» REQUIREMENTS: All records must be quoted exactly. Omit the pictures.

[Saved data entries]
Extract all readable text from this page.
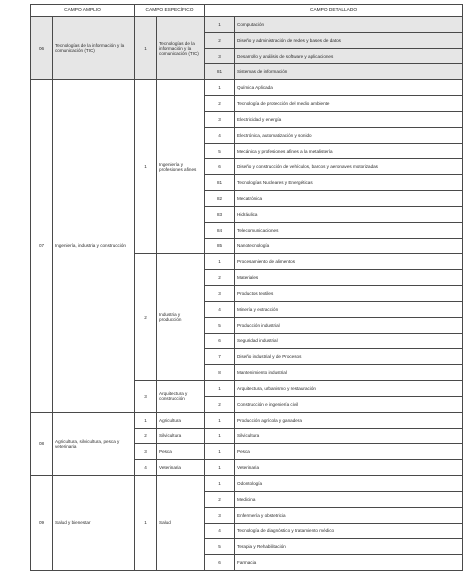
CAMPO AMPLIO		CAMPO ESPECÍFICO		CAMPO DETALLADO	
06	Tecnologías de la información y la comunicación (TIC)	1	Tecnologías de la información y la comunicación (TIC)	1	Computación
				2	Diseño y administración de redes y bases de datos
				3	Desarrollo y análisis de software y aplicaciones
				81	Sistemas de información
07	Ingeniería, industria y construcción	1	Ingeniería y profesiones afines	1	Química Aplicada
				2	Tecnología de protección del medio ambiente
				3	Electricidad y energía
				4	Electrónica, automatización y sonido
				5	Mecánica y profesiones afines a la metalistería
				6	Diseño y construcción de vehículos, barcos y aeronaves motorizadas
				81	Tecnologías Nucleares y Energéticas
				82	Mecatrónica
				83	Hidráulica
				84	Telecomunicaciones
				85	Nanotecnología
		2	Industria y producción	1	Procesamiento de alimentos
				2	Materiales
				3	Productos textiles
				4	Minería y extracción
				5	Producción industrial
				6	Seguridad industrial
				7	Diseño industrial y de Procesos
				8	Mantenimiento industrial
		3	Arquitectura y construcción	1	Arquitectura, urbanismo y restauración
				2	Construcción e ingeniería civil
08	Agricultura, silvicultura, pesca y veterinaria	1	Agricultura	1	Producción agrícola y ganadera
		2	Silvicultura	1	Silvicultura
		3	Pesca	1	Pesca
		4	Veterinaria	1	Veterinaria
09	Salud y bienestar	1	Salud	1	Odontología
				2	Medicina
				3	Enfermería y obstetricia
				4	Tecnología de diagnóstico y tratamiento médico
				5	Terapia y Rehabilitación
				6	Farmacia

» ANSWER TO THE PROBLEM:
Extract all readable text from this page.
CAMPO AMPLIO		CAMPO ESPECÍFICO		CAMPO DETALLADO	
06	Tecnologías de la información y la comunicación (TIC)	1	Tecnologías de la información y la comunicación (TIC)	1	Computación
				2	Diseño y administración de redes y bases de datos
				3	Desarrollo y análisis de software y aplicaciones
				81	Sistemas de información
07	Ingeniería, industria y construcción	1	Ingeniería y profesiones afines	1	Química Aplicada
				2	Tecnología de protección del medio ambiente
				3	Electricidad y energía
				4	Electrónica, automatización y sonido
				5	Mecánica y profesiones afines a la metalistería
				6	Diseño y construcción de vehículos, barcos y aeronaves motorizadas
				81	Tecnologías Nucleares y Energéticas
				82	Mecatrónica
				83	Hidráulica
				84	Telecomunicaciones
				85	Nanotecnología
		2	Industria y producción	1	Procesamiento de alimentos
				2	Materiales
				3	Productos textiles
				4	Minería y extracción
				5	Producción industrial
				6	Seguridad industrial
				7	Diseño industrial y de Procesos
				8	Mantenimiento industrial
		3	Arquitectura y construcción	1	Arquitectura, urbanismo y restauración
				2	Construcción e ingeniería civil
08	Agricultura, silvicultura, pesca y veterinaria	1	Agricultura	1	Producción agrícola y ganadera
		2	Silvicultura	1	Silvicultura
		3	Pesca	1	Pesca
		4	Veterinaria	1	Veterinaria
09	Salud y bienestar	1	Salud	1	Odontología
				2	Medicina
				3	Enfermería y obstetricia
				4	Tecnología de diagnóstico y tratamiento médico
				5	Terapia y Rehabilitación
				6	Farmacia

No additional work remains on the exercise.